═════ Fragmento proporcionado ═════

Crónicas del Caprimejoramigo: la (IN)transición

“Con esta misma mano hace ocho años yo saludé a Bush. Quiero ser tu amigo”, dijo Chávez a Obama. Era sincero. Era Abril. Parecía increíble que Estados Unidos eligiera a un Presidente negro. Muchos en el mundo hablaban de “esperanza”. Nosotros teníamos la prevención propia del que ha sido humillado durante siglos. Cautela, es la palabra. “Tal vez Obama sepa que su pueblo también es oprimido”, argumentamos… Tal vez sea capaz de encontrarse con nosotros en el espejo. “Tal vez al imperio le llegó la tan publicitada “Transición”” (risas).

Trinidad y Tobago. Abril. Chávez le entrega a Obama el libro de Eduardo Galeano “Las venas abiertas de América Latina”. De música incidental, Alí Primera podía escucharse: “José Leonardo fue, sudor de negro y cacao, cuando batía el melao, para echar al español, que después de volvió gringo y aquí lo tenemos hoy”. Barack, pues, con soberbia sonrisa del ario que lleva por dentro recibe el “gesto”. Abre el libro, deja correr sus hojas. Se lo nota descolocado. El veguero de Sabaneta ha osado tocarlo. Cierra el libro. Lo pone a un lado de la mesa. Lo deja. Para siempre.

═════ Información mostrada ═════

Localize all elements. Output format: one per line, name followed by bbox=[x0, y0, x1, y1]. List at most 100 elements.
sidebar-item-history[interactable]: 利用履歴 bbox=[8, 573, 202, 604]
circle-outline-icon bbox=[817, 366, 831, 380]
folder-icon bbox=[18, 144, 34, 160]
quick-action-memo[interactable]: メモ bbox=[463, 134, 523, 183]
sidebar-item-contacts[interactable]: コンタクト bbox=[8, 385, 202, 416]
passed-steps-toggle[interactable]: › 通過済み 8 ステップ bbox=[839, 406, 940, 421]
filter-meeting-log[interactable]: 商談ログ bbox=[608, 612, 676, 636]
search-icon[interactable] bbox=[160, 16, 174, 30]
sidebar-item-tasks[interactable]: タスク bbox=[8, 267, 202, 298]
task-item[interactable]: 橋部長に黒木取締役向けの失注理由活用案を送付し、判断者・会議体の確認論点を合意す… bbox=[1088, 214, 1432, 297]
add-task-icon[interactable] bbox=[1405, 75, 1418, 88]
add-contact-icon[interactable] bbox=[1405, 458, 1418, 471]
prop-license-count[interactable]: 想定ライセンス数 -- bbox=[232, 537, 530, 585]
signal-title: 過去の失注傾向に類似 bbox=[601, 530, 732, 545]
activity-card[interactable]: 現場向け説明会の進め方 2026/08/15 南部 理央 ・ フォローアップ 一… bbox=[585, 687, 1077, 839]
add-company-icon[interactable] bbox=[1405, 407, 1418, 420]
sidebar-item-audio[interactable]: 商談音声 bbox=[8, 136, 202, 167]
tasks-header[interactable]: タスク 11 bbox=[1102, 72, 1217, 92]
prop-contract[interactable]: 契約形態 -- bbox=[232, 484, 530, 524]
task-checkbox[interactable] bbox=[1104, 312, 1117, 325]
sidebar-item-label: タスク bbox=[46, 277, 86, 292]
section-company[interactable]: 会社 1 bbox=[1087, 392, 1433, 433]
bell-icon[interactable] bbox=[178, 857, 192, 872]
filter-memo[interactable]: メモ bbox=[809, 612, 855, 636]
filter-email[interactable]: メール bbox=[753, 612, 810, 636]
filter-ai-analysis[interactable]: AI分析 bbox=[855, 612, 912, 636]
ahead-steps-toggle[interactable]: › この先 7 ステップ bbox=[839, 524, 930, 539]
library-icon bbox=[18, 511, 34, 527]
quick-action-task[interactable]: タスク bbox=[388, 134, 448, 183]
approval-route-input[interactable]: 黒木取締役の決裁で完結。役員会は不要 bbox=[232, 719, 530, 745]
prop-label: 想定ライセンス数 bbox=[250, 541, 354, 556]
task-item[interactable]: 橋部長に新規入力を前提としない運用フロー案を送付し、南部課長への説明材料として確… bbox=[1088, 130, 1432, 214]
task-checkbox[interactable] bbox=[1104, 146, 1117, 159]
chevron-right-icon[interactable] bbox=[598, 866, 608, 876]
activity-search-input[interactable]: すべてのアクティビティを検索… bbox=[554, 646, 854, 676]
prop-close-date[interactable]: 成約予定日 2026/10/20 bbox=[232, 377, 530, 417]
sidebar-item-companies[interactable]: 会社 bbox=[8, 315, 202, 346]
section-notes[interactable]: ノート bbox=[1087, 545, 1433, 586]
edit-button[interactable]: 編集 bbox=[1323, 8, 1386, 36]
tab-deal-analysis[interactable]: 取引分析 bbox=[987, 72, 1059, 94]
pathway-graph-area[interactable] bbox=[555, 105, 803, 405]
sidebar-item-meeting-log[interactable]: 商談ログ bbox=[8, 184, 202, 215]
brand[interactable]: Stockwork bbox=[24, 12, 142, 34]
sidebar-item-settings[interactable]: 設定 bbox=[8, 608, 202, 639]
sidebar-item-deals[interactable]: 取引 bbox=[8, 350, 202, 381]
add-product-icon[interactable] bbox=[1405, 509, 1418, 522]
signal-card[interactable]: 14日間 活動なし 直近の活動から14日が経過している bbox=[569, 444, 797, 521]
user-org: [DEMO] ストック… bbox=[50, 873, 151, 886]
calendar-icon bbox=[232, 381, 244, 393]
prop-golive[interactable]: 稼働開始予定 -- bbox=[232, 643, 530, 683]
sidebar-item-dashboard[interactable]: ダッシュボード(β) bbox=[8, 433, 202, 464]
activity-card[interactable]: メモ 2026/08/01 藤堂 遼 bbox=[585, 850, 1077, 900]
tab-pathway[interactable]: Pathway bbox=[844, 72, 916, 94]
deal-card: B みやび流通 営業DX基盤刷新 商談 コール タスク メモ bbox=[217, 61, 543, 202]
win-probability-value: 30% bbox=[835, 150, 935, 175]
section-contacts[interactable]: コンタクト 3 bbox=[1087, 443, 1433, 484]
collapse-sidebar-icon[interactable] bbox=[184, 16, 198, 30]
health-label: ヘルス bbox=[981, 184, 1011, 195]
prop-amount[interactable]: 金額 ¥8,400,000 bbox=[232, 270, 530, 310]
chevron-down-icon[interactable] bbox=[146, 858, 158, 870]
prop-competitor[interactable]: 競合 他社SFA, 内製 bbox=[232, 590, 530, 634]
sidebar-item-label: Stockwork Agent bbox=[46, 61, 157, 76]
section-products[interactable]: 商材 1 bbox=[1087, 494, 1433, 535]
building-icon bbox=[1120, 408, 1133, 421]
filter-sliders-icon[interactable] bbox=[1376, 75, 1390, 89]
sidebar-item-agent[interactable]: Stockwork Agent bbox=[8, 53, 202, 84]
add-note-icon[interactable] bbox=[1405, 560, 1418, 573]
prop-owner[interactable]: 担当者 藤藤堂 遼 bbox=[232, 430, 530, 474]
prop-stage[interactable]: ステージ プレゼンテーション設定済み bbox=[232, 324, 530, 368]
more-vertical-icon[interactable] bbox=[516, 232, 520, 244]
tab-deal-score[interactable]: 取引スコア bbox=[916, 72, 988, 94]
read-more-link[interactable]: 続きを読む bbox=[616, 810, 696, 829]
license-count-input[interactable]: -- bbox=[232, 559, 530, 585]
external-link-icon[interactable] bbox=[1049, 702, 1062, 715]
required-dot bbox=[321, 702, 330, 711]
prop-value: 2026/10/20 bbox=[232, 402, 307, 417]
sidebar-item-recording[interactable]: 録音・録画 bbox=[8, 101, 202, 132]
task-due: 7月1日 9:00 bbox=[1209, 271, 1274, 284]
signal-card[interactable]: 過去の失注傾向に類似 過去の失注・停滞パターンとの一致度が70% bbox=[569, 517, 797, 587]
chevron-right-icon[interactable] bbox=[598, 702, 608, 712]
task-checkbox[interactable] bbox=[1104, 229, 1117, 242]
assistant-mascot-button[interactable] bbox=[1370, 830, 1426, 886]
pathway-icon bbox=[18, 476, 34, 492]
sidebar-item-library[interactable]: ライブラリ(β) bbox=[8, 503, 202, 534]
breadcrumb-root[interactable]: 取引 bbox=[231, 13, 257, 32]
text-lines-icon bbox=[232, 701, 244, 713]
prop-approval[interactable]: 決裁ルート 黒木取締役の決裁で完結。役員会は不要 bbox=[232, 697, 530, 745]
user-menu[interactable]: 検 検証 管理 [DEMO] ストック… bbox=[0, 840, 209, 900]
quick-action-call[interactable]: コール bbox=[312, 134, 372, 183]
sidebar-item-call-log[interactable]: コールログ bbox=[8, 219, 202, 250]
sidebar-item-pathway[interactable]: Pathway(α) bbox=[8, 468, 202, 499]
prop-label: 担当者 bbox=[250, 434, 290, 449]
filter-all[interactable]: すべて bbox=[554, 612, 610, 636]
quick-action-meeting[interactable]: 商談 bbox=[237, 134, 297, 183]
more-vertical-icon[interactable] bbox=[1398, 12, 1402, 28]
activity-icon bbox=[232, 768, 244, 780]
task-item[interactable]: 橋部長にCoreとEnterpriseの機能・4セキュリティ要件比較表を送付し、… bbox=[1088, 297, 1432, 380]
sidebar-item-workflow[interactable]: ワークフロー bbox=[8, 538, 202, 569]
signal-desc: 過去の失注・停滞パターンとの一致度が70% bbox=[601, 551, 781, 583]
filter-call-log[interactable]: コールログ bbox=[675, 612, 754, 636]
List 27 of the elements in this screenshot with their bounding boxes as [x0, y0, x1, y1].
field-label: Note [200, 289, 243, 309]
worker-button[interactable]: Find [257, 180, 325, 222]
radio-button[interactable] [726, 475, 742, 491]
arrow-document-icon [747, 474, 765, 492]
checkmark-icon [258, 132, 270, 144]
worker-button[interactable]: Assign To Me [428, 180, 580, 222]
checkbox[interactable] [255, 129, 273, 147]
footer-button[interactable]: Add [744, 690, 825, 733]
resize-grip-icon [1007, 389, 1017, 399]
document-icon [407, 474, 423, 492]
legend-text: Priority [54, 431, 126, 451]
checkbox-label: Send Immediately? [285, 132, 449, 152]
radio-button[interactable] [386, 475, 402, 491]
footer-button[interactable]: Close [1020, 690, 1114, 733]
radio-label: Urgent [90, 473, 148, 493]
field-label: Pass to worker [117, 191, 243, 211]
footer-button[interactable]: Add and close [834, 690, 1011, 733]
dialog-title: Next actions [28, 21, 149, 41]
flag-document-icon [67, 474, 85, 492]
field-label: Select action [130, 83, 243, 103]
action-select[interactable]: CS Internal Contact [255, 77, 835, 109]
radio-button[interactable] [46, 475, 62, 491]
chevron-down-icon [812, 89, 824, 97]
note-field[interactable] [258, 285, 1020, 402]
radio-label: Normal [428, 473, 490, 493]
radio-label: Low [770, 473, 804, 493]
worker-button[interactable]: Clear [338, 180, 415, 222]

═════

### Objetivo del ejercicio:
Sigue escribiendo la crónica sobre Chávez y Obama desde el punto en que se queda. Las entradas no hacen falta para nada.

### Resultado del ejercicio:
Pocas horas después, Chávez conversaba con periodistas: “Es hora de que tengamos el verdadero inicio de una nueva historia, de que haya equilibrio, de que se acaben los mecanismos de dominación”. Hablaron de la crisis económica, de los accesos a los créditos, a los préstamos, de los multi, de los hiper, de los bancos pequeños, medianos y grandes. Aparecieron conceptos abstractos, casi esotéricos, como la “prosperidad” o la sostenibilidad ambiental – por aquella época, Obama hacía el esfuerzo por parecer un presidente “verde”, ecológico y tal… luego lo veríamos bañar a sus hijas en las cacas de la BP-. Pero toda esa primavera fue breve: los líderes latinoamericanos exigieron al gringo la eliminación total del Bloqueo contra Cuba. Obama cierra el diálogo. Lo pone al lado de la mesa. Lo deja. Para siempre.

Agosto. La prensa derrochaba edulcorante: “Colombia y Estados Unidos firmarán acuerdo militar”, decía. ¿Acuerdo? Desde el año 2000, los neogranadinos padecen el Plan Colombia, una supuesta estrategia lucha contra el narcotráfico (más “por” que “contra”) y contra el “terrorismo” (léase guerrilla que procure independizar a Colombia del español que se volvió gringo).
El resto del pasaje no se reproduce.